### Task directions
Give every line of the material again, exactly as written.

------ Records supplied ------

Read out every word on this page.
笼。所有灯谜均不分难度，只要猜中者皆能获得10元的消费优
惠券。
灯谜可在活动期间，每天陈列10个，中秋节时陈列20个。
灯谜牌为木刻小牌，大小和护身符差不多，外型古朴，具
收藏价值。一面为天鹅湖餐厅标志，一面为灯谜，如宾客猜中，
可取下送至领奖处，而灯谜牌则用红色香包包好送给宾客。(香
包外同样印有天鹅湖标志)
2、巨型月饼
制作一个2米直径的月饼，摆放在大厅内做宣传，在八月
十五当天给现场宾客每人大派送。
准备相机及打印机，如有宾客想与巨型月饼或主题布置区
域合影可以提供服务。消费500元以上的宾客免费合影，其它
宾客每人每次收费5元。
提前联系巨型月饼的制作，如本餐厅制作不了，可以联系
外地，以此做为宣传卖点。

------

### Result
Read out every word on this page.
笼。所有灯谜均不分难度，只要猜中者皆能获得10元的消费优
惠券。
灯谜可在活动期间，每天陈列10个，中秋节时陈列20个。
灯谜牌为木刻小牌，大小和护身符差不多，外型古朴，具
收藏价值。一面为天鹅湖餐厅标志，一面为灯谜，如宾客猜中，
可取下送至领奖处，而灯谜牌则用红色香包包好送给宾客。(香
包外同样印有天鹅湖标志)
2、巨型月饼
制作一个2米直径的月饼，摆放在大厅内做宣传，在八月
十五当天给现场宾客每人大派送。
准备相机及打印机，如有宾客想与巨型月饼或主题布置区
域合影可以提供服务。消费500元以上的宾客免费合影，其它
宾客每人每次收费5元。
提前联系巨型月饼的制作，如本餐厅制作不了，可以联系
外地，以此做为宣传卖点。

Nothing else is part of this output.